● **EXCERPTED DATA**
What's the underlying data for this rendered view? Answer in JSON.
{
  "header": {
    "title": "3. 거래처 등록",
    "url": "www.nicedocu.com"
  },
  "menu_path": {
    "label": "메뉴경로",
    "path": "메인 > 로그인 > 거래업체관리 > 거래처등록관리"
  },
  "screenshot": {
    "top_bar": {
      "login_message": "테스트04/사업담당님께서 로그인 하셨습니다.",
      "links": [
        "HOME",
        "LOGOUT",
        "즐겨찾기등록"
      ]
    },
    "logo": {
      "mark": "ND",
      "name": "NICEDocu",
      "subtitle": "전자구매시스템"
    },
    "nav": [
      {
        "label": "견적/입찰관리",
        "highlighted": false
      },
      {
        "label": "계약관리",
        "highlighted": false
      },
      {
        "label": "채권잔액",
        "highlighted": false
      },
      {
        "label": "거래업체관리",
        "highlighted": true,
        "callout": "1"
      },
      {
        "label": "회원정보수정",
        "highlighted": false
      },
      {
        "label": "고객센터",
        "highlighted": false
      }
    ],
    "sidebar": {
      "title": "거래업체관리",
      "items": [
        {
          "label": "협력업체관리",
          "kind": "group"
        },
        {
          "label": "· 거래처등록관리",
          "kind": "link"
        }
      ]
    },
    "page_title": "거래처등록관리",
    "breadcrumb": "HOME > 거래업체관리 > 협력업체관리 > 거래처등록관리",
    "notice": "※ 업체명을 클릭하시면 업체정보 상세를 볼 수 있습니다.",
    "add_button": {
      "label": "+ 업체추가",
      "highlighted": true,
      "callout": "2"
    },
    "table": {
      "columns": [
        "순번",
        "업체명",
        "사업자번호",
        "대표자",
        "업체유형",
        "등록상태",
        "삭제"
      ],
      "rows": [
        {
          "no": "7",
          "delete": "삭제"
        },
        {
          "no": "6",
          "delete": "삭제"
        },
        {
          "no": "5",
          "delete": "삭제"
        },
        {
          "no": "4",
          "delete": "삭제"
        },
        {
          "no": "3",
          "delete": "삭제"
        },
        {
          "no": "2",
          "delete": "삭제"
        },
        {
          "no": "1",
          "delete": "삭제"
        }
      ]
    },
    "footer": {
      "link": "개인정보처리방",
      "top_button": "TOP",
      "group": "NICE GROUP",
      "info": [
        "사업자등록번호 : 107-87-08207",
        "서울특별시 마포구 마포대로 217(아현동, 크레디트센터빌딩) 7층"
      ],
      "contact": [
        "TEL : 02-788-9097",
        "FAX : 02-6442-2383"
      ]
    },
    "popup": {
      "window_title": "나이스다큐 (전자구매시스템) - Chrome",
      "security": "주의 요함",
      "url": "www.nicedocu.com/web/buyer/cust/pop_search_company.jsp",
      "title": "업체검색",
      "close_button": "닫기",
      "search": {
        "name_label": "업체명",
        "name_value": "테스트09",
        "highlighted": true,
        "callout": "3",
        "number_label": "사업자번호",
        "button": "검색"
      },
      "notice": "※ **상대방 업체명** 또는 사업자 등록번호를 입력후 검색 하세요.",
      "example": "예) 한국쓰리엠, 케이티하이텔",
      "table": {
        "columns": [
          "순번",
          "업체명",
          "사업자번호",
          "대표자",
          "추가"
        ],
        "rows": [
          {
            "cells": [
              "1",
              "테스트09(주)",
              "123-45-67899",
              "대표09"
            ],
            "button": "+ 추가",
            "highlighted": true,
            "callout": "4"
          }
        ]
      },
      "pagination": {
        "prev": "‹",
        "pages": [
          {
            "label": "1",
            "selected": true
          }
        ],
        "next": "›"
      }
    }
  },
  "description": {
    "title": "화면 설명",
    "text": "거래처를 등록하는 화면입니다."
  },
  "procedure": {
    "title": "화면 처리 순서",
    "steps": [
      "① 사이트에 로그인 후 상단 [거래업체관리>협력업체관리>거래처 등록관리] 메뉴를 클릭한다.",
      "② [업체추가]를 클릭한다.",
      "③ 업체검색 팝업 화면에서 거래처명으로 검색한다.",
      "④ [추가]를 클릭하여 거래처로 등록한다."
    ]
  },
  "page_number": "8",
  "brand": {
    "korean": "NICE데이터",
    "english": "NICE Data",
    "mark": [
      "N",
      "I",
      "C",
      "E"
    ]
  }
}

● **WORK TO BE COMPLETED**
List the lines that contain the word "HOME".

● **SOLUTION**
        "HOME",
    "breadcrumb": "HOME > 거래업체관리 > 협력업체관리 > 거래처등록관리",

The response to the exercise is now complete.